-- Extracted entries start --

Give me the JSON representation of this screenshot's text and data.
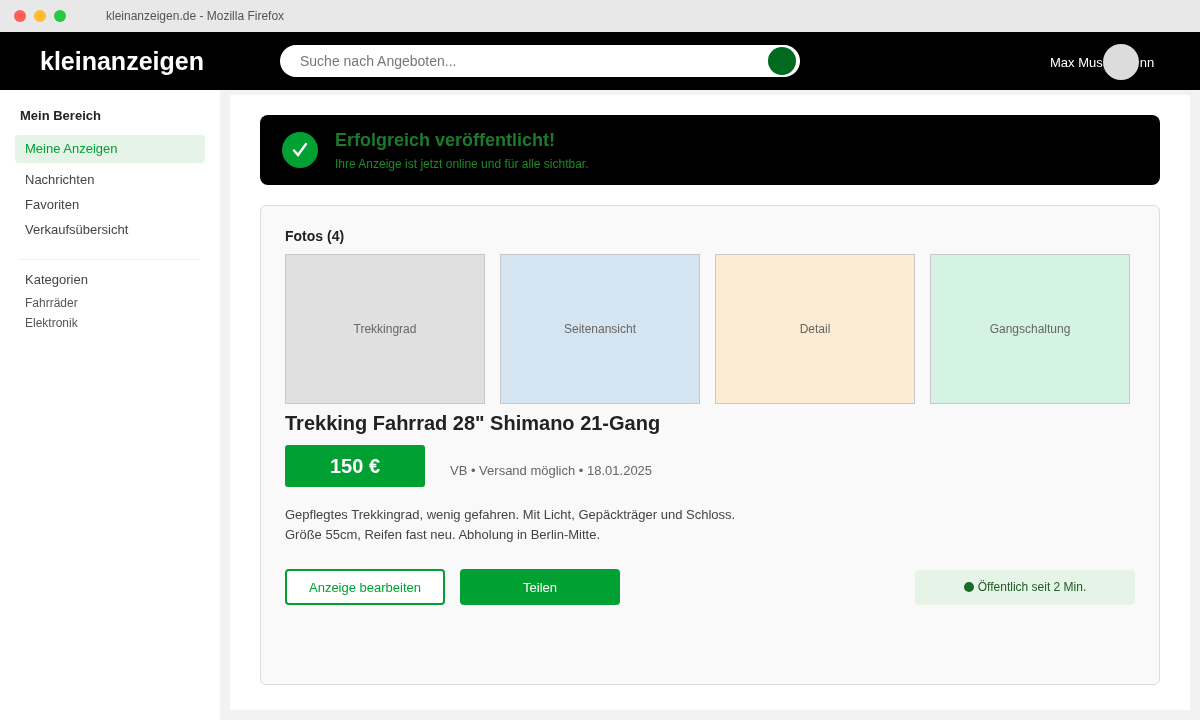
{
  "window": {
    "title": "kleinanzeigen.de - Mozilla Firefox"
  },
  "header": {
    "logo": "kleinanzeigen",
    "search": {
      "placeholder": "Suche nach Angeboten..."
    },
    "user_name_parts": [
      "Max Mus",
      "nn"
    ]
  },
  "sidebar": {
    "heading": "Mein Bereich",
    "items": [
      {
        "label": "Meine Anzeigen",
        "selected": true
      },
      {
        "label": "Nachrichten",
        "selected": false
      },
      {
        "label": "Favoriten",
        "selected": false
      },
      {
        "label": "Verkaufsübersicht",
        "selected": false
      }
    ],
    "categories_heading": "Kategorien",
    "categories": [
      "Fahrräder",
      "Elektronik"
    ]
  },
  "banner": {
    "title": "Erfolgreich veröffentlicht!",
    "text": "Ihre Anzeige ist jetzt online und für alle sichtbar."
  },
  "listing": {
    "photos_label": "Fotos (4)",
    "photos": [
      {
        "label": "Trekkingrad",
        "color": "#e0e0e0"
      },
      {
        "label": "Seitenansicht",
        "color": "#d4e4f0"
      },
      {
        "label": "Detail",
        "color": "#fbebd2"
      },
      {
        "label": "Gangschaltung",
        "color": "#d4f3e2"
      }
    ],
    "title": "Trekking Fahrrad 28\" Shimano 21-Gang",
    "price": "150 €",
    "meta": "VB • Versand möglich • 18.01.2025",
    "description": [
      "Gepflegtes Trekkingrad, wenig gefahren. Mit Licht, Gepäckträger und Schloss.",
      "Größe 55cm, Reifen fast neu. Abholung in Berlin-Mitte."
    ],
    "buttons": [
      {
        "label": "Anzeige bearbeiten",
        "kind": "outline"
      },
      {
        "label": "Teilen",
        "kind": "filled"
      }
    ],
    "status": "Öffentlich seit 2 Min."
  }
}
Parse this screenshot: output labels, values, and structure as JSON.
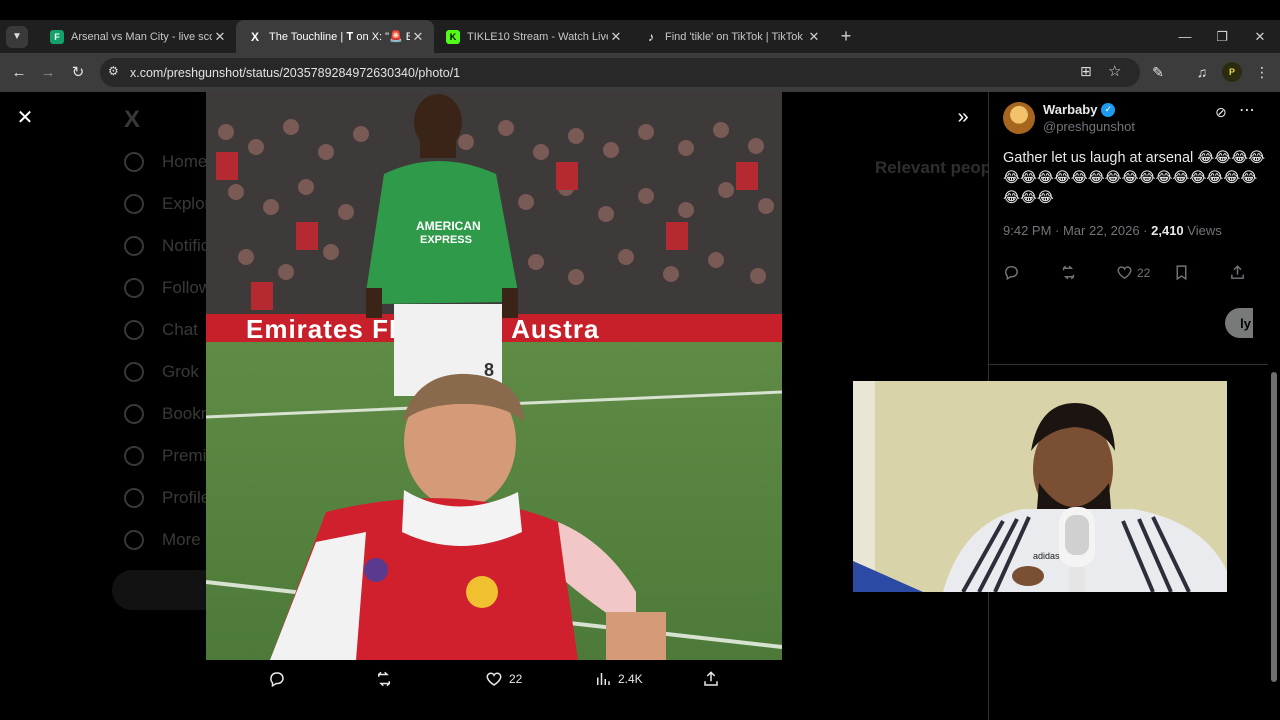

-- Extracted entries end --

**Prompt:** Display every line of the listing that contains the string "JSON".

**Worked answer:**
Give me the JSON representation of this screenshot's text and data.
Parse this screenshot: output labels, values, and structure as JSON.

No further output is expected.